* [DOCUMENT SECTION]:

:::

On this question it was stated in the Pereira case (referred to in the Gold case) regarding the right of the husband’s separate estate to share in the profits of a business owned by him before marriage, the operation of which was continued after marriage [156 Cal. 1, 103 P. 491]: “This capital was undoubtedly his separate estate. The fund remained in the business after marriage and was used by him in carrying it on. The separate property should have been credited with some amount as profit on this capital. It was not a losing business, but a very profitable one. It is true that it is very clearly shown that the principal part of the large income was due to the personal character, energy, *32ability, and capacity of the husband. This share of the earnings was, of course, community property; but without capital he could not have carried on the business. In the absence of circumstances showing a different result, it is to be presumed that some of the profits were justly due to the capital invested. There is nothing to show that all of it was due to defendant’s efforts alone. The probable contribution of the capital to the income should have been determined from all the circumstances of the case, and, as the business was profitable, it would amount at least to the usual interest on a long investment well secured.”
-The Supreme Court of Nevada in Lake v. Lake (Lake v. Bender), 18 Nev. 361, 4 P. 711, 728, 7 P. 74, stated the rule in that state as follows : “And in this or any other case, if profits come mainly from the property, rather than the joint efforts of the husband and wife, or either of them, they belong to. the owner of the property, although the labor and skill of one or both may have been given to the business. On the contrary, if profits come mainly from the efforts or skill of one or both, they belong to the community. It may be difficult in a given case to determine the controlling question, owing to the equality of the two elements mentioned, but we know of no other method of determining to whom profits belong.”

:::

* [EXCERPTED DATA]:
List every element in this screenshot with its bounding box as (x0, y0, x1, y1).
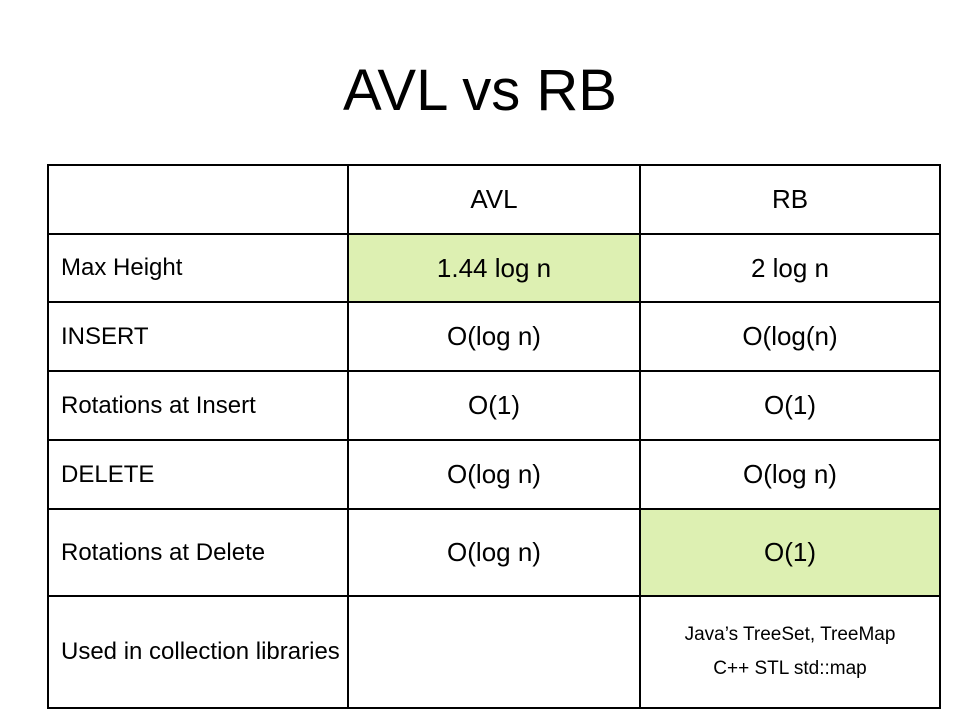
table-row: INSERT O(log n) O(log(n) (47, 301, 941, 372)
avl-cell-highlighted: 1.44 log n (347, 233, 641, 303)
rb-cell: 2 log n (639, 233, 941, 303)
row-label: Rotations at Delete (47, 508, 349, 597)
table-row: Rotations at Insert O(1) O(1) (47, 370, 941, 441)
table-row: DELETE O(log n) O(log n) (47, 439, 941, 510)
library-java: Java’s TreeSet, TreeMap (684, 624, 896, 645)
table-row: Used in collection libraries Java’s Tree… (47, 595, 941, 709)
row-label: Rotations at Insert (47, 370, 349, 441)
comparison-table: AVL RB Max Height 1.44 log n 2 log n INS… (47, 164, 941, 709)
library-cpp: C++ STL std::map (713, 658, 867, 679)
row-label: INSERT (47, 301, 349, 372)
rb-cell: O(log(n) (639, 301, 941, 372)
row-label: DELETE (47, 439, 349, 510)
avl-cell: O(log n) (347, 439, 641, 510)
table-row: Max Height 1.44 log n 2 log n (47, 233, 941, 303)
rb-cell-highlighted: O(1) (639, 508, 941, 597)
row-label: Used in collection libraries (47, 595, 349, 709)
slide-title: AVL vs RB (343, 58, 617, 123)
rb-cell: O(1) (639, 370, 941, 441)
table-row: Rotations at Delete O(log n) O(1) (47, 508, 941, 597)
avl-cell-empty (347, 595, 641, 709)
avl-cell: O(log n) (347, 508, 641, 597)
header-cell-empty (47, 164, 349, 235)
row-label: Max Height (47, 233, 349, 303)
rb-libraries-cell: Java’s TreeSet, TreeMap C++ STL std::map (639, 595, 941, 709)
table-header-row: AVL RB (47, 164, 941, 235)
header-cell-avl: AVL (347, 164, 641, 235)
rb-cell: O(log n) (639, 439, 941, 510)
avl-cell: O(1) (347, 370, 641, 441)
header-cell-rb: RB (639, 164, 941, 235)
avl-cell: O(log n) (347, 301, 641, 372)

:::

* [SET EXERCISE A]:
In the legal passage on profits from a spouse's separate business, what does the quoted Pereira decision say the capital's contribution to the income would amount to at a minimum, given that the business was profitable?
* [SET EXERCISE B]:
Continue the legal passage on profits from a spouse's separate business, starting after its final sentence.

* [EXPECTED OUTPUT A]:
It would amount at least to the usual interest on a long investment well secured.

* [EXPECTED OUTPUT B]:
This rule would seem to deny the owner of the property any part of the income therefrom, if derived mainly from the labor, skill, and management of a member of the community; and would deny the community any interest if produced mainly by the property itself, upon the ostensible theory that such income could not be divided. This rule seems to have been followed by the Supreme Court of Arizona in Steward v. Torrey, 54 Ariz. 369, 95 P.2d 990, in which it was held that all of the income from a restaurant, which was the separate property of the husband, belonged to the community, notwithstanding the statutes of that state provide that the rents, issues, and profits of the separate property of the spouses belong to its owner.
Our community property law chiefly was adopted from the State of California, and in Katson v. Katson, supra, we followed the decisions of the California courts in holding that the community was entitled to that portion of the income derived from the labor, industry, and skill of the husband, but that he, as the owner of the business, was entitled to that portion of the income produced by it.
We are satisfied with this conclusion of the California courts, but we cannot follow those courts in holding that this rule does not necessarily apply to real property. In re Pepper’s Estate, supra.
We are unable to agree to the following statement in the Pepper case: “It is, in the nature of things, impossible to apportion the crop so as to determine what share of it has come from the soil and what share from the exertions of man. The product must be treated as a whole, and, if it is the growth of the land separately owned. *33it is the separate property of the owner of the land,” which no doubt has been a rule of property in California since George v. Ransom, supra.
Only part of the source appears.